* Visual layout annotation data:

* BEGIN *

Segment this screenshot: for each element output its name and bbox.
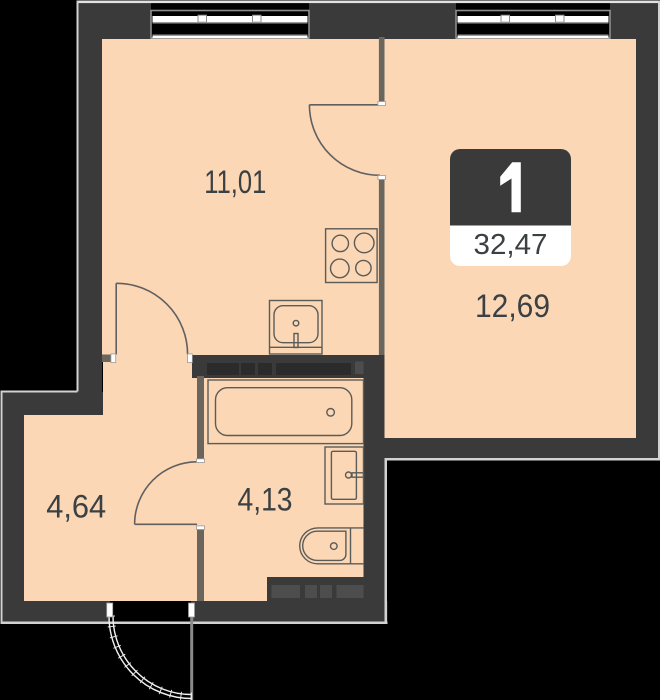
svg-text:12,69: 12,69 (475, 288, 550, 324)
svg-text:11,01: 11,01 (204, 164, 266, 200)
svg-text:4,13: 4,13 (238, 482, 293, 518)
svg-text:4,64: 4,64 (46, 489, 106, 525)
svg-text:32,47: 32,47 (474, 229, 548, 261)
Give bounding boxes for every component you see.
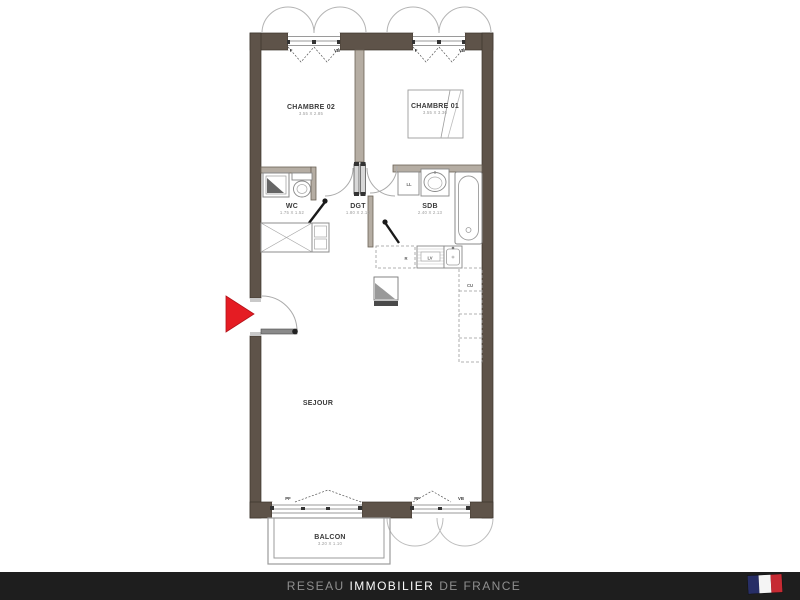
room-label-balcon: BALCON xyxy=(314,534,345,541)
window-label-vb: VB xyxy=(459,48,465,53)
room-dims-balcon: 3.20 X 1.10 xyxy=(318,541,343,546)
floor-plan-page: F VB F VB xyxy=(0,0,800,600)
room-dims-sdb: 2.40 X 2.13 xyxy=(418,210,443,215)
bathtub-icon xyxy=(455,172,482,244)
cabinet-icon xyxy=(312,223,329,252)
french-flag-icon xyxy=(748,574,783,594)
window-label-f: F xyxy=(415,48,418,53)
sink-icon xyxy=(444,246,462,268)
window-bottom-right: PF VB xyxy=(387,491,493,546)
door-swing-chambre01 xyxy=(367,168,395,196)
fixture-label-fridge: R xyxy=(404,256,407,261)
room-dims-chambre01: 3.55 X 3.30 xyxy=(423,110,448,115)
window-label-f: F xyxy=(290,48,293,53)
room-dims-wc: 1.75 X 1.52 xyxy=(280,210,305,215)
door-swing-chambre02 xyxy=(325,168,353,196)
entrance-door xyxy=(261,296,298,334)
brand-suffix: DE FRANCE xyxy=(439,579,521,593)
window-label-vb: VB xyxy=(334,48,340,53)
entrance-jamb-caps xyxy=(250,298,261,336)
room-dims-chambre02: 3.55 X 2.85 xyxy=(299,111,324,116)
fixture-label-washing-machine: LL xyxy=(406,182,412,187)
window-label-pf: PF xyxy=(414,496,420,501)
washbasin-icon xyxy=(263,173,289,197)
room-label-sdb: SDB xyxy=(422,203,438,210)
room-label-chambre01: CHAMBRE 01 xyxy=(411,103,459,110)
brand-prefix: RESEAU xyxy=(287,579,345,593)
room-label-sejour: SEJOUR xyxy=(303,400,333,407)
room-label-chambre02: CHAMBRE 02 xyxy=(287,104,335,111)
room-label-wc: WC xyxy=(286,203,298,210)
fixture-label-kitchen-column: CU xyxy=(467,283,473,288)
fridge-outline xyxy=(376,246,415,268)
footer-bar: RESEAUIMMOBILIERDE FRANCE xyxy=(0,572,800,600)
door-pointer-sejour xyxy=(382,219,399,243)
window-label-vb: VB xyxy=(458,496,464,501)
room-label-dgt: DGT xyxy=(350,203,366,210)
oven-icon xyxy=(374,277,398,306)
partition-walls xyxy=(261,50,482,247)
fixture-label-dishwasher: LV xyxy=(427,256,432,261)
closet-icon xyxy=(261,223,312,252)
room-dims-dgt: 1.80 X 2.13 xyxy=(346,210,371,215)
sdb-washbasin-icon xyxy=(421,169,449,196)
window-bottom-left: PF xyxy=(270,490,362,518)
toilet-icon xyxy=(292,173,312,197)
brand-main: IMMOBILIER xyxy=(350,579,435,593)
door-pointer-wc xyxy=(309,198,328,223)
radiator-icon xyxy=(354,162,366,196)
brand-text: RESEAUIMMOBILIERDE FRANCE xyxy=(287,579,521,593)
window-label-pf: PF xyxy=(285,496,291,501)
floor-plan: F VB F VB xyxy=(0,0,800,600)
entrance-arrow-icon xyxy=(226,296,254,332)
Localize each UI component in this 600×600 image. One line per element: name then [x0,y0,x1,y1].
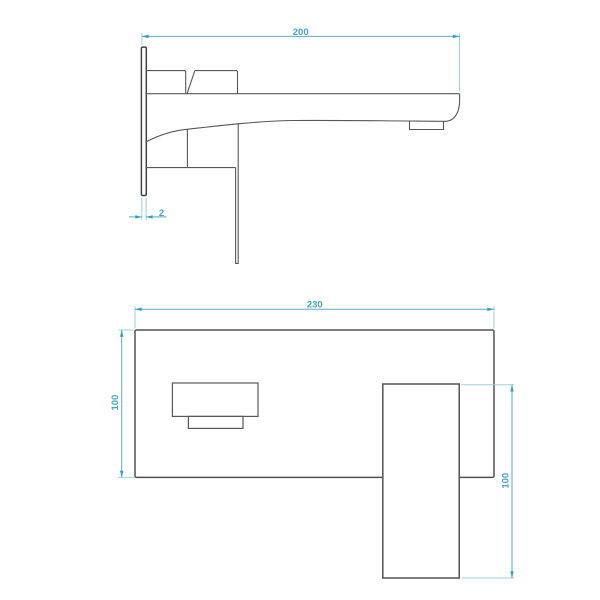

* END *

* Stated task: Copy the listing from its first line through the line containing "Give bounding boxes", including both ends. Omit the pictures.

* Full answer:
Segment this screenshot: for each element output its name and bbox.
svg-text:12,69: 12,69 (475, 288, 550, 324)
svg-text:11,01: 11,01 (204, 164, 266, 200)
svg-text:4,13: 4,13 (238, 482, 293, 518)
svg-text:4,64: 4,64 (46, 489, 106, 525)
svg-text:32,47: 32,47 (474, 229, 548, 261)
Give bounding boxes for every component you see.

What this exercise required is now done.